§ EXERCISE OBJECTIVE
Write out all records as given; omit images.
----------
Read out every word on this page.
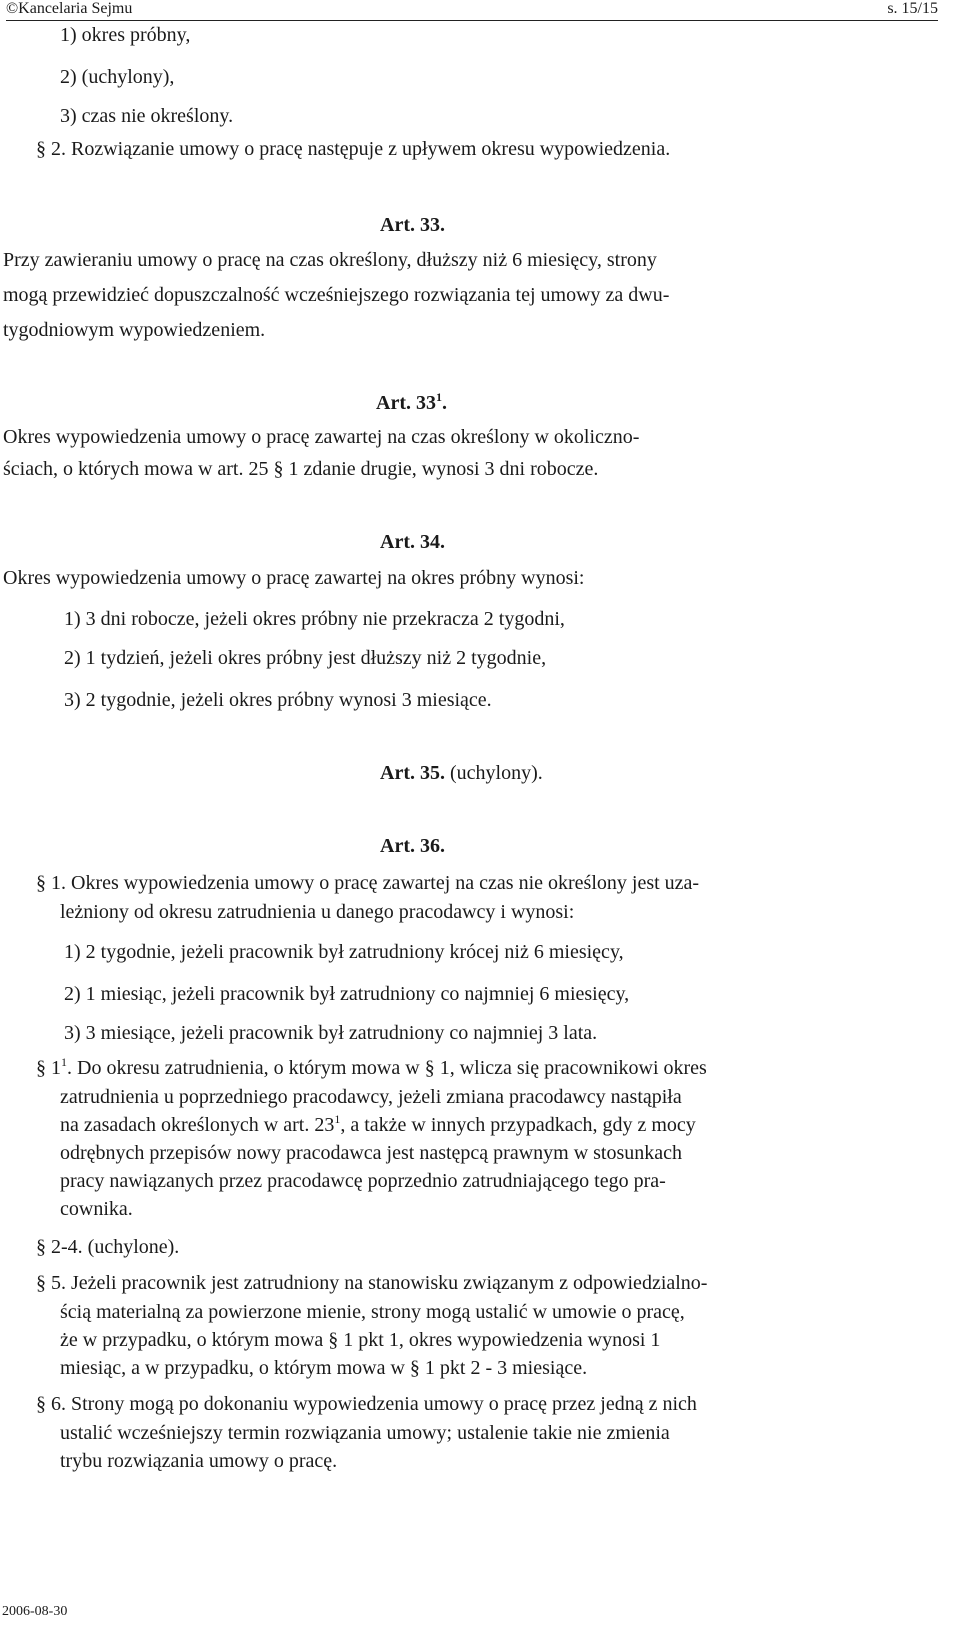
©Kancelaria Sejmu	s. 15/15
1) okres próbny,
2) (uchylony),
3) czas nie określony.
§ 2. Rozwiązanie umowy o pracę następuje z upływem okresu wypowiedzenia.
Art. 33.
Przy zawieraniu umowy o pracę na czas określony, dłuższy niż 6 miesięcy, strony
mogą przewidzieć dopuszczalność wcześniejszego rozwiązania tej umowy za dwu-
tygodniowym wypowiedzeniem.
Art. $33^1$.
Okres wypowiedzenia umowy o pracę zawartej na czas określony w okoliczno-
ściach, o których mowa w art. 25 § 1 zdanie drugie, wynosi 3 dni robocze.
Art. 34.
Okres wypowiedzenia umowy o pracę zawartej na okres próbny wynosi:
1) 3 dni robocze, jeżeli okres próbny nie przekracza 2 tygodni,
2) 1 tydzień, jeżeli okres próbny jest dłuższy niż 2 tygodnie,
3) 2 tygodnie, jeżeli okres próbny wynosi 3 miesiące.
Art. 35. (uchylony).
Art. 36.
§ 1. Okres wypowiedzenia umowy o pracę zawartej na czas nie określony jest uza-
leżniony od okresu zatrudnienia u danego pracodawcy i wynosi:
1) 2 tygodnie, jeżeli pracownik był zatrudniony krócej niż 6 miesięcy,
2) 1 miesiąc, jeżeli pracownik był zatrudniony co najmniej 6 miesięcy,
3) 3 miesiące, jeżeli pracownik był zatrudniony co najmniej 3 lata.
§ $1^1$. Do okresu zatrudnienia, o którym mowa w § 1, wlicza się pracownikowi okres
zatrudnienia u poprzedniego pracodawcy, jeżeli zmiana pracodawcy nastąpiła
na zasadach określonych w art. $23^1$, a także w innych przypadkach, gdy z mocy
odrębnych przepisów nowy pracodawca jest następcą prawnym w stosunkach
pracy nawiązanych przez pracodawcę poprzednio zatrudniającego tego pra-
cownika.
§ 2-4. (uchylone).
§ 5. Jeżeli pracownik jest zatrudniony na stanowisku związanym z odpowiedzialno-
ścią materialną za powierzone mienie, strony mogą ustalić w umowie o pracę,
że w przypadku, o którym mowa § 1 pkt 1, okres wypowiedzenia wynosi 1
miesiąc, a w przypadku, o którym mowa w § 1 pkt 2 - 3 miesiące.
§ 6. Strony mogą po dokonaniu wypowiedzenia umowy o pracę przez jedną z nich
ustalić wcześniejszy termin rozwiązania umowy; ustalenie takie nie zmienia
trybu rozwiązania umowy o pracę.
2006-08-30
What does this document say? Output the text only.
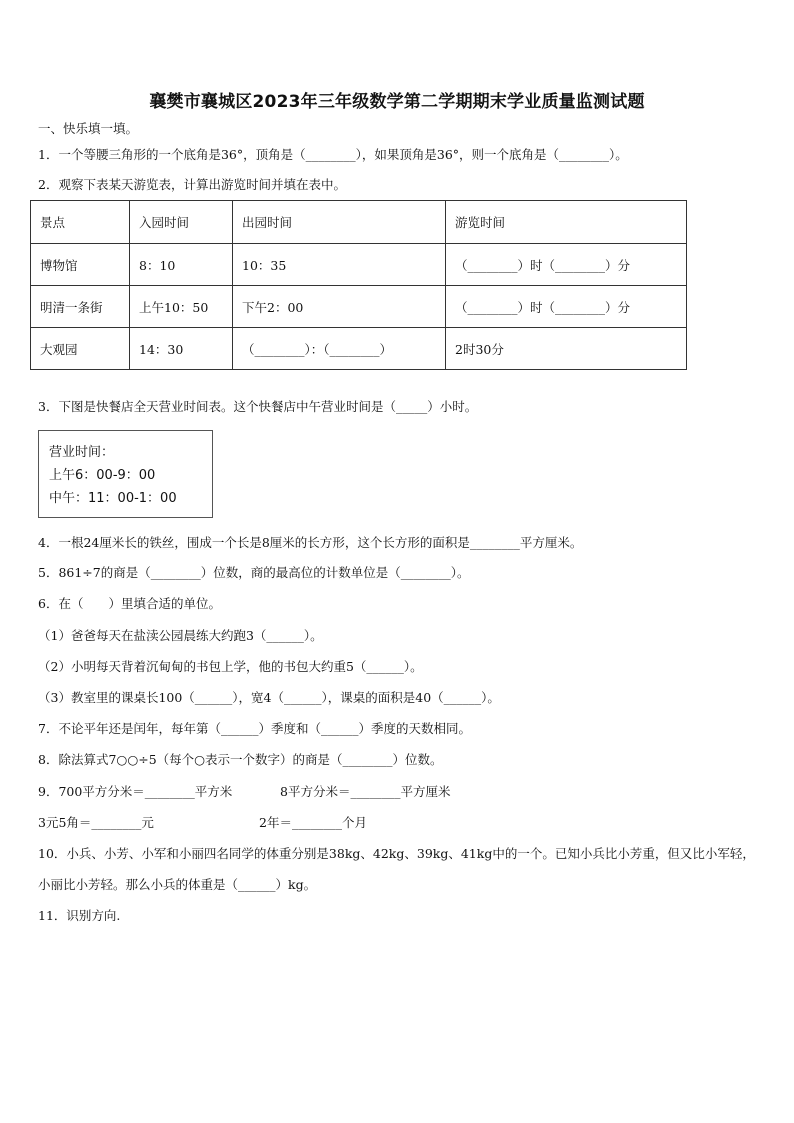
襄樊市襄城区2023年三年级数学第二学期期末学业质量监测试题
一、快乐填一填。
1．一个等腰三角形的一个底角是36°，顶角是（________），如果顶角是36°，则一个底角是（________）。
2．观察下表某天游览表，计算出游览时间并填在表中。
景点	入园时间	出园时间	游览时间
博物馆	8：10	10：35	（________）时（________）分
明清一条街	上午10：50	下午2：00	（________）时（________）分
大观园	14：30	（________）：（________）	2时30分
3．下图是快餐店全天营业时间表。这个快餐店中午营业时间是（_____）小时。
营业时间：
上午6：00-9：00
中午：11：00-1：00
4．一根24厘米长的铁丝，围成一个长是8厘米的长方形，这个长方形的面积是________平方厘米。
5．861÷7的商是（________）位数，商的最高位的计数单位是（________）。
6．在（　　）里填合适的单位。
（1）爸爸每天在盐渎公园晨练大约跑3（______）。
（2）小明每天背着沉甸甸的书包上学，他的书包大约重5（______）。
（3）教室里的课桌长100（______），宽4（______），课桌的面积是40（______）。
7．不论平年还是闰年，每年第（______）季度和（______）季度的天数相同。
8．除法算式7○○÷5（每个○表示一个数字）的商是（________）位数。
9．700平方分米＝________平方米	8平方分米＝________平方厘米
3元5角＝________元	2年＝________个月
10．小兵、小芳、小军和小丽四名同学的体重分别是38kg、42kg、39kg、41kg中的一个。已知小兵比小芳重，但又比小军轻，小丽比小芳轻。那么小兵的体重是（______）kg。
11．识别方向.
----------
§ FINISHED ANSWER
Read out every word on this page.
©Kancelaria Sejmu	s. 15/15
1) okres próbny,
2) (uchylony),
3) czas nie określony.
§ 2. Rozwiązanie umowy o pracę następuje z upływem okresu wypowiedzenia.
Art. 33.
Przy zawieraniu umowy o pracę na czas określony, dłuższy niż 6 miesięcy, strony
mogą przewidzieć dopuszczalność wcześniejszego rozwiązania tej umowy za dwu-
tygodniowym wypowiedzeniem.
Art. $33^1$.
Okres wypowiedzenia umowy o pracę zawartej na czas określony w okoliczno-
ściach, o których mowa w art. 25 § 1 zdanie drugie, wynosi 3 dni robocze.
Art. 34.
Okres wypowiedzenia umowy o pracę zawartej na okres próbny wynosi:
1) 3 dni robocze, jeżeli okres próbny nie przekracza 2 tygodni,
2) 1 tydzień, jeżeli okres próbny jest dłuższy niż 2 tygodnie,
3) 2 tygodnie, jeżeli okres próbny wynosi 3 miesiące.
Art. 35. (uchylony).
Art. 36.
§ 1. Okres wypowiedzenia umowy o pracę zawartej na czas nie określony jest uza-
leżniony od okresu zatrudnienia u danego pracodawcy i wynosi:
1) 2 tygodnie, jeżeli pracownik był zatrudniony krócej niż 6 miesięcy,
2) 1 miesiąc, jeżeli pracownik był zatrudniony co najmniej 6 miesięcy,
3) 3 miesiące, jeżeli pracownik był zatrudniony co najmniej 3 lata.
§ $1^1$. Do okresu zatrudnienia, o którym mowa w § 1, wlicza się pracownikowi okres
zatrudnienia u poprzedniego pracodawcy, jeżeli zmiana pracodawcy nastąpiła
na zasadach określonych w art. $23^1$, a także w innych przypadkach, gdy z mocy
odrębnych przepisów nowy pracodawca jest następcą prawnym w stosunkach
pracy nawiązanych przez pracodawcę poprzednio zatrudniającego tego pra-
cownika.
§ 2-4. (uchylone).
§ 5. Jeżeli pracownik jest zatrudniony na stanowisku związanym z odpowiedzialno-
ścią materialną za powierzone mienie, strony mogą ustalić w umowie o pracę,
że w przypadku, o którym mowa § 1 pkt 1, okres wypowiedzenia wynosi 1
miesiąc, a w przypadku, o którym mowa w § 1 pkt 2 - 3 miesiące.
§ 6. Strony mogą po dokonaniu wypowiedzenia umowy o pracę przez jedną z nich
ustalić wcześniejszy termin rozwiązania umowy; ustalenie takie nie zmienia
trybu rozwiązania umowy o pracę.
2006-08-30
What does this document say? Output the text only.
襄樊市襄城区2023年三年级数学第二学期期末学业质量监测试题
一、快乐填一填。
1．一个等腰三角形的一个底角是36°，顶角是（________），如果顶角是36°，则一个底角是（________）。
2．观察下表某天游览表，计算出游览时间并填在表中。
景点	入园时间	出园时间	游览时间
博物馆	8：10	10：35	（________）时（________）分
明清一条街	上午10：50	下午2：00	（________）时（________）分
大观园	14：30	（________）：（________）	2时30分
3．下图是快餐店全天营业时间表。这个快餐店中午营业时间是（_____）小时。
营业时间：
上午6：00-9：00
中午：11：00-1：00
4．一根24厘米长的铁丝，围成一个长是8厘米的长方形，这个长方形的面积是________平方厘米。
5．861÷7的商是（________）位数，商的最高位的计数单位是（________）。
6．在（　　）里填合适的单位。
（1）爸爸每天在盐渎公园晨练大约跑3（______）。
（2）小明每天背着沉甸甸的书包上学，他的书包大约重5（______）。
（3）教室里的课桌长100（______），宽4（______），课桌的面积是40（______）。
7．不论平年还是闰年，每年第（______）季度和（______）季度的天数相同。
8．除法算式7○○÷5（每个○表示一个数字）的商是（________）位数。
9．700平方分米＝________平方米	8平方分米＝________平方厘米
3元5角＝________元	2年＝________个月
10．小兵、小芳、小军和小丽四名同学的体重分别是38kg、42kg、39kg、41kg中的一个。已知小兵比小芳重，但又比小军轻，小丽比小芳轻。那么小兵的体重是（______）kg。
11．识别方向.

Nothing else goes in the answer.